_THE PROBLEM_
Quote the entries word for word. Omit the pictures.
[BEGIN THE INPUT]
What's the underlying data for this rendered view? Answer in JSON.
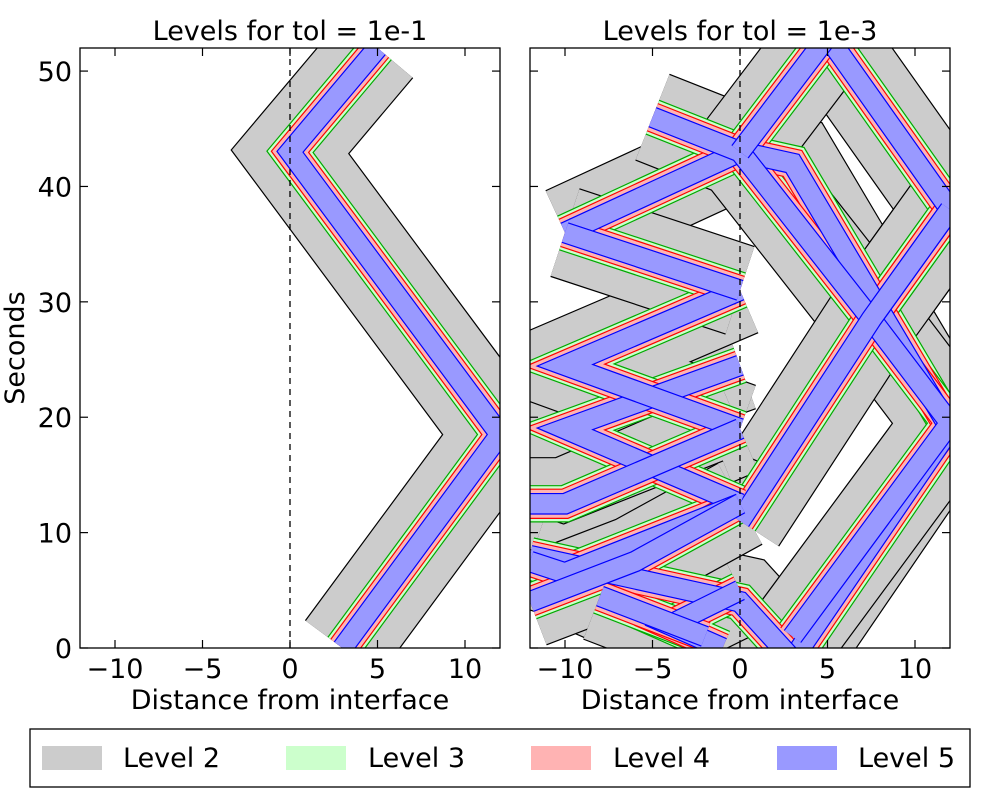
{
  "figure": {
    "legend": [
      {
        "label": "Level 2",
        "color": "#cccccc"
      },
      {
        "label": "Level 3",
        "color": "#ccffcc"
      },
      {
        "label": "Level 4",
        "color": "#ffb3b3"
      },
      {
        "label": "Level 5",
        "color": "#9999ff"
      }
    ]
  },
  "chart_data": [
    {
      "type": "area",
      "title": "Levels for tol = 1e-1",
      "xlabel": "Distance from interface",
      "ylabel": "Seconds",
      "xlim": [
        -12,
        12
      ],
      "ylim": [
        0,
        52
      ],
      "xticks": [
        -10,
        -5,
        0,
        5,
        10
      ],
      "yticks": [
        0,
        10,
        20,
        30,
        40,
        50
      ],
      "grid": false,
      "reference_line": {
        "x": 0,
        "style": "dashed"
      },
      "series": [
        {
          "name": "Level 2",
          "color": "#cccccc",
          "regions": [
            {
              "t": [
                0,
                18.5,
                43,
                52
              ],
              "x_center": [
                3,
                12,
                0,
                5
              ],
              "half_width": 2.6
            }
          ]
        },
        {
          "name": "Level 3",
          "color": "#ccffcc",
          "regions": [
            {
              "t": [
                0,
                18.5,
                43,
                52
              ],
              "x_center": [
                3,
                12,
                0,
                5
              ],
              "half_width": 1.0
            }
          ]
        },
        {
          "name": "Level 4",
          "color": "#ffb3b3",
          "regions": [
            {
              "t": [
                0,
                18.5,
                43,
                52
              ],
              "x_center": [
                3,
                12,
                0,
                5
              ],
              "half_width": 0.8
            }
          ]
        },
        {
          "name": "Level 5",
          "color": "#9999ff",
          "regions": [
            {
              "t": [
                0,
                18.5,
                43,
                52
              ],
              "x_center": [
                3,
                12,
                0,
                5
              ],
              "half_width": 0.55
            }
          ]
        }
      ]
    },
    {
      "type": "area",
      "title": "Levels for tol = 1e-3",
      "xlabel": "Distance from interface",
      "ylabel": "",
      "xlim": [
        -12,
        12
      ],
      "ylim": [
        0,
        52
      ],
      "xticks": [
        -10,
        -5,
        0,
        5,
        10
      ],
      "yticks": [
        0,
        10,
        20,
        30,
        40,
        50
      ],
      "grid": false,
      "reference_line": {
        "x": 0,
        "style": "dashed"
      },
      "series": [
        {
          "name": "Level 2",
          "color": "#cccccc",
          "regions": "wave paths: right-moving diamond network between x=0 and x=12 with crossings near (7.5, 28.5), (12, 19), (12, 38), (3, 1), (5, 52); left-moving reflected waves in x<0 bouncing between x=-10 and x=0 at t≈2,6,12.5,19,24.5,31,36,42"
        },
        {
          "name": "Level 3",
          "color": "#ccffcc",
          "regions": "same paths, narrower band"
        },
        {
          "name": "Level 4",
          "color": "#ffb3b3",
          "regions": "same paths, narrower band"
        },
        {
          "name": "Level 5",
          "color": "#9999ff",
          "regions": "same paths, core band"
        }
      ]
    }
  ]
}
[END THE INPUT]
_SOLUTION_
What's the underlying data for this rendered view? Answer in JSON.
{
  "figure": {
    "legend": [
      {
        "label": "Level 2",
        "color": "#cccccc"
      },
      {
        "label": "Level 3",
        "color": "#ccffcc"
      },
      {
        "label": "Level 4",
        "color": "#ffb3b3"
      },
      {
        "label": "Level 5",
        "color": "#9999ff"
      }
    ]
  },
  "chart_data": [
    {
      "type": "area",
      "title": "Levels for tol = 1e-1",
      "xlabel": "Distance from interface",
      "ylabel": "Seconds",
      "xlim": [
        -12,
        12
      ],
      "ylim": [
        0,
        52
      ],
      "xticks": [
        -10,
        -5,
        0,
        5,
        10
      ],
      "yticks": [
        0,
        10,
        20,
        30,
        40,
        50
      ],
      "grid": false,
      "reference_line": {
        "x": 0,
        "style": "dashed"
      },
      "series": [
        {
          "name": "Level 2",
          "color": "#cccccc",
          "regions": [
            {
              "t": [
                0,
                18.5,
                43,
                52
              ],
              "x_center": [
                3,
                12,
                0,
                5
              ],
              "half_width": 2.6
            }
          ]
        },
        {
          "name": "Level 3",
          "color": "#ccffcc",
          "regions": [
            {
              "t": [
                0,
                18.5,
                43,
                52
              ],
              "x_center": [
                3,
                12,
                0,
                5
              ],
              "half_width": 1.0
            }
          ]
        },
        {
          "name": "Level 4",
          "color": "#ffb3b3",
          "regions": [
            {
              "t": [
                0,
                18.5,
                43,
                52
              ],
              "x_center": [
                3,
                12,
                0,
                5
              ],
              "half_width": 0.8
            }
          ]
        },
        {
          "name": "Level 5",
          "color": "#9999ff",
          "regions": [
            {
              "t": [
                0,
                18.5,
                43,
                52
              ],
              "x_center": [
                3,
                12,
                0,
                5
              ],
              "half_width": 0.55
            }
          ]
        }
      ]
    },
    {
      "type": "area",
      "title": "Levels for tol = 1e-3",
      "xlabel": "Distance from interface",
      "ylabel": "",
      "xlim": [
        -12,
        12
      ],
      "ylim": [
        0,
        52
      ],
      "xticks": [
        -10,
        -5,
        0,
        5,
        10
      ],
      "yticks": [
        0,
        10,
        20,
        30,
        40,
        50
      ],
      "grid": false,
      "reference_line": {
        "x": 0,
        "style": "dashed"
      },
      "series": [
        {
          "name": "Level 2",
          "color": "#cccccc",
          "regions": "wave paths: right-moving diamond network between x=0 and x=12 with crossings near (7.5, 28.5), (12, 19), (12, 38), (3, 1), (5, 52); left-moving reflected waves in x<0 bouncing between x=-10 and x=0 at t≈2,6,12.5,19,24.5,31,36,42"
        },
        {
          "name": "Level 3",
          "color": "#ccffcc",
          "regions": "same paths, narrower band"
        },
        {
          "name": "Level 4",
          "color": "#ffb3b3",
          "regions": "same paths, narrower band"
        },
        {
          "name": "Level 5",
          "color": "#9999ff",
          "regions": "same paths, core band"
        }
      ]
    }
  ]
}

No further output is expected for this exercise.